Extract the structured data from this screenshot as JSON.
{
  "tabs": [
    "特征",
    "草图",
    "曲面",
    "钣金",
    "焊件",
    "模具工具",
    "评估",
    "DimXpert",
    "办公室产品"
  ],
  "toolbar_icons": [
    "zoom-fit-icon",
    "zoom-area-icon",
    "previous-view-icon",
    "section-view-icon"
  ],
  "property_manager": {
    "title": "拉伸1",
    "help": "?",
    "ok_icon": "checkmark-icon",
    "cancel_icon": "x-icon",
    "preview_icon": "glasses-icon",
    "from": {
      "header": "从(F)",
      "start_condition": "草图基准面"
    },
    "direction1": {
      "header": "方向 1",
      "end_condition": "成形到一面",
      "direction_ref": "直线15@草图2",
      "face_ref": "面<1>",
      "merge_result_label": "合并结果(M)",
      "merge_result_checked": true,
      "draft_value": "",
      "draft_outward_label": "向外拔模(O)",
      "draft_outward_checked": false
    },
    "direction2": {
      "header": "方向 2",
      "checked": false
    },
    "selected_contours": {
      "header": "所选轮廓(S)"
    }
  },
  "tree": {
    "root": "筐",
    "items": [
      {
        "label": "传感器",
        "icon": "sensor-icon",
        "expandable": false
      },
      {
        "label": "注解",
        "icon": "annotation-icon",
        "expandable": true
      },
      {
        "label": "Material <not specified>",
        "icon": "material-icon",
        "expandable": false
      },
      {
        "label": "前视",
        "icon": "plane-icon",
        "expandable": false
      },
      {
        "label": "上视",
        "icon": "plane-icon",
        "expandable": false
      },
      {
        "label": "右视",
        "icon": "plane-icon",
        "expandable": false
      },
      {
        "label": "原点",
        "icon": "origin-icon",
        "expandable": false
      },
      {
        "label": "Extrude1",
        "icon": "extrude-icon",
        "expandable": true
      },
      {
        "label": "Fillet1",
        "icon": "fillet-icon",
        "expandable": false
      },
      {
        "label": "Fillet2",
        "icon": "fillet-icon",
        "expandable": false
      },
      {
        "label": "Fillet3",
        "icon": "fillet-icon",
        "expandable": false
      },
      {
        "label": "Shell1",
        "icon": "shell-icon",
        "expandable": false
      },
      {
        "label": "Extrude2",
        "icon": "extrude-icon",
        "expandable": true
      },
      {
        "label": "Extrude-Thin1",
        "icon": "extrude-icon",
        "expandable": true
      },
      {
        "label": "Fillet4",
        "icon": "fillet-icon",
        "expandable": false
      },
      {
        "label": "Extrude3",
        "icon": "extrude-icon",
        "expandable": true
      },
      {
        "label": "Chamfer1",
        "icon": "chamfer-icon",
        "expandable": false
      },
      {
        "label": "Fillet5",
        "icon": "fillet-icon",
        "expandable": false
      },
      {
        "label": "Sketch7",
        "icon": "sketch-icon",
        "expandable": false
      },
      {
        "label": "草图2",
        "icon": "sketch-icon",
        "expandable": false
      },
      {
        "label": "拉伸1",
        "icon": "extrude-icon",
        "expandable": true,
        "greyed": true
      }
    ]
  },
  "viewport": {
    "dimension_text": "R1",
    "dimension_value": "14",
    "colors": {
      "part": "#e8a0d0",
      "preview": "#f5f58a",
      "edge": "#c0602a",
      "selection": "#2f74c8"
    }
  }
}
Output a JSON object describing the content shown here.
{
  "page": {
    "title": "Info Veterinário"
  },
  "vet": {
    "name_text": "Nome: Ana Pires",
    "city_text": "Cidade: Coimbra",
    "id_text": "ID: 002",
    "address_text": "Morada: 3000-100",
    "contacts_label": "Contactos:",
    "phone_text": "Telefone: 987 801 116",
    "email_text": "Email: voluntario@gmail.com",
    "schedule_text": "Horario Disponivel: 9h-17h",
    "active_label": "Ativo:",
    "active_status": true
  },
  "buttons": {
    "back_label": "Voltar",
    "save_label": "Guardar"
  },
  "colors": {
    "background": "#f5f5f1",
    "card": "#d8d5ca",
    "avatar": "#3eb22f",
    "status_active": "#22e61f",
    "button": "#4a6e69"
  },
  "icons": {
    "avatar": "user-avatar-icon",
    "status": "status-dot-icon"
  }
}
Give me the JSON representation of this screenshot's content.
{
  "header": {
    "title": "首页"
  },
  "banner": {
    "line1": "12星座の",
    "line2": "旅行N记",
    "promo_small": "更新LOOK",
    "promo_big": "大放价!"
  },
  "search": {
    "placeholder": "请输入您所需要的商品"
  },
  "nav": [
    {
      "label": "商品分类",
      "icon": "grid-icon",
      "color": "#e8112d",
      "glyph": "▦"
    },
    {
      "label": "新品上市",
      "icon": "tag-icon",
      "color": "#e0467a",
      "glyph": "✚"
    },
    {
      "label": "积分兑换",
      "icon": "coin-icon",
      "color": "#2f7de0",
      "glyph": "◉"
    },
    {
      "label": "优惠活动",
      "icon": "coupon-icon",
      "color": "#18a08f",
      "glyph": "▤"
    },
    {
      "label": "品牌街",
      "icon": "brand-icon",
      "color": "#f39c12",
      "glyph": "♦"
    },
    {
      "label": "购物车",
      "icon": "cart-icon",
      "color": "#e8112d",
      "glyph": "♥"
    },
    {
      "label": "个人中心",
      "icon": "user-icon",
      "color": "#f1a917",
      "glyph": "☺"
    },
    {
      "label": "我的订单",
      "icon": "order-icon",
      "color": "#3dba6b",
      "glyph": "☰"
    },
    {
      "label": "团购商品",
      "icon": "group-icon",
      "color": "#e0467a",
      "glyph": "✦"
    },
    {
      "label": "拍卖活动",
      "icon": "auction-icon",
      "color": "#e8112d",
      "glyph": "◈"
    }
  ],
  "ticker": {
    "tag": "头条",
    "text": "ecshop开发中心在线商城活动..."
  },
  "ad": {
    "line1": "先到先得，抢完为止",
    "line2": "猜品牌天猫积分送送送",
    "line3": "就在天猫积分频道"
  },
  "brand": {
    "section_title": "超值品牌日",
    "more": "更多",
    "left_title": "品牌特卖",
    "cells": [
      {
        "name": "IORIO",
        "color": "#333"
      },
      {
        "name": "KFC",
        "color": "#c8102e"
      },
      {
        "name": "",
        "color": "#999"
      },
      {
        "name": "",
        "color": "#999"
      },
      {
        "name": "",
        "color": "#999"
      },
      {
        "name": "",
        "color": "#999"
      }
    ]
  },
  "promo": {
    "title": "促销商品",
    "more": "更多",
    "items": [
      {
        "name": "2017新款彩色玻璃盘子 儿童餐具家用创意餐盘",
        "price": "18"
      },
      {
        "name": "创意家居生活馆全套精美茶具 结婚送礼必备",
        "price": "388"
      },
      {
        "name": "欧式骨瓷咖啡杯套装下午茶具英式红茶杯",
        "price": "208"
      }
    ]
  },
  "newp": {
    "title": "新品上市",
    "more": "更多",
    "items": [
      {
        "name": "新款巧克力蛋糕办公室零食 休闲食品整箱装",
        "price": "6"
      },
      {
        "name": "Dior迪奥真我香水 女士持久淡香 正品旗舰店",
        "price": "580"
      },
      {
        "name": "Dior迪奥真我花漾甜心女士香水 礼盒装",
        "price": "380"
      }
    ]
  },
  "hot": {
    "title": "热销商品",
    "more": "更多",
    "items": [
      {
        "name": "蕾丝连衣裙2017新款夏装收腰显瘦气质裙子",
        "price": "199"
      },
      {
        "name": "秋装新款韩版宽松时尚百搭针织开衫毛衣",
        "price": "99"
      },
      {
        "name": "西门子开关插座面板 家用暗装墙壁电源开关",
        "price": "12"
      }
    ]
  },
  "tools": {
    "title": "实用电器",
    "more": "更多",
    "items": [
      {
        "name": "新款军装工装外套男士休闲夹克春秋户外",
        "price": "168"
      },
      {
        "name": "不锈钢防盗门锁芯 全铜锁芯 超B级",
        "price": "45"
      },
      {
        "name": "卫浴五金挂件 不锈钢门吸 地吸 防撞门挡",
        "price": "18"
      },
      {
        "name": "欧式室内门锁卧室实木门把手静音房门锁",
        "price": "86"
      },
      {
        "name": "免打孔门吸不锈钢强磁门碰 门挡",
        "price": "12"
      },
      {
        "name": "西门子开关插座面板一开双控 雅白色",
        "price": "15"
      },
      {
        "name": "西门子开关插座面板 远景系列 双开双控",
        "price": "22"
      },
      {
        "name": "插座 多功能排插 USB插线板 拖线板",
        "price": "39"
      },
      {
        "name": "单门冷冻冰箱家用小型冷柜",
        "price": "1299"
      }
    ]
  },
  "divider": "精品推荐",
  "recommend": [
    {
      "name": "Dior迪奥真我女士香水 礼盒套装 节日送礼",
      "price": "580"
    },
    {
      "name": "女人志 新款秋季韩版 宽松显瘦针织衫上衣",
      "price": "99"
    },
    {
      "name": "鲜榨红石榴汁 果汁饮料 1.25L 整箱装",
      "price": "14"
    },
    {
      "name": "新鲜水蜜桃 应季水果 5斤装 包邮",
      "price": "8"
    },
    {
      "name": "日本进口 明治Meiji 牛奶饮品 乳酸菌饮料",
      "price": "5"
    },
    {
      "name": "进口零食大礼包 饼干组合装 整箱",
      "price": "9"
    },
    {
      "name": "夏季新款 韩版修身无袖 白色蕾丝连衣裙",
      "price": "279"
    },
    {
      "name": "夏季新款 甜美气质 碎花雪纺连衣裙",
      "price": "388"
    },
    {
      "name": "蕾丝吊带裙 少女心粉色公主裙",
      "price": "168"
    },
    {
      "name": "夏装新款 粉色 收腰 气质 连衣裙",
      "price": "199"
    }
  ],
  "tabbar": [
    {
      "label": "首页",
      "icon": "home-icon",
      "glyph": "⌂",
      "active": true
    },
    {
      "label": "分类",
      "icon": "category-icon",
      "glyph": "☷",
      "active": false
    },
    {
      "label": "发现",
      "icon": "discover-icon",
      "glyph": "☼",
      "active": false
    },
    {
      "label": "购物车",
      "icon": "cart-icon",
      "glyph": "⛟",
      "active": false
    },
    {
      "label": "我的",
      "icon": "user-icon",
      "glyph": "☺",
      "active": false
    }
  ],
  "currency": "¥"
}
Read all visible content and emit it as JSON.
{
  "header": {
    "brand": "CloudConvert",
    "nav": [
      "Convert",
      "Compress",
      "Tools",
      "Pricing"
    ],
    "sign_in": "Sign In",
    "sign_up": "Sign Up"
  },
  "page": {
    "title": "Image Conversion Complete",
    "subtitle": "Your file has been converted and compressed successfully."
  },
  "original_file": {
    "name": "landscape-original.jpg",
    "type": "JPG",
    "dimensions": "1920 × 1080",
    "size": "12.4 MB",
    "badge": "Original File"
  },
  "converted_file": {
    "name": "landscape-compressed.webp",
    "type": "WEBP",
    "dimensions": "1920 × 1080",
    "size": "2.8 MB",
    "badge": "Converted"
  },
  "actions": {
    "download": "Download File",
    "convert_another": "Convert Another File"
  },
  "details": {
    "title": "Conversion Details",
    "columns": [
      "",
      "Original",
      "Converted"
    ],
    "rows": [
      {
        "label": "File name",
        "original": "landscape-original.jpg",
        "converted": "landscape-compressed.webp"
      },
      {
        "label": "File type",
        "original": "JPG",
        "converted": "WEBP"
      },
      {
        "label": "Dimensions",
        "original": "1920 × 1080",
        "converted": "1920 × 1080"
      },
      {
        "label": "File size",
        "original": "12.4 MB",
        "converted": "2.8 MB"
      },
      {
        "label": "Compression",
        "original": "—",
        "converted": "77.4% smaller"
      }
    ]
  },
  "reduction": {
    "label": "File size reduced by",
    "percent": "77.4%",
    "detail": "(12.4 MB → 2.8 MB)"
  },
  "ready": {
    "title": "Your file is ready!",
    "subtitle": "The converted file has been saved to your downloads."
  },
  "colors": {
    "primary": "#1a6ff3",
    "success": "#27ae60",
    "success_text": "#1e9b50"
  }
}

Stated task: Identify the lines above with the word "from". Copy them.

Result of the exercise:
Extract the structured data from this screenshot as JSON.
    "from": {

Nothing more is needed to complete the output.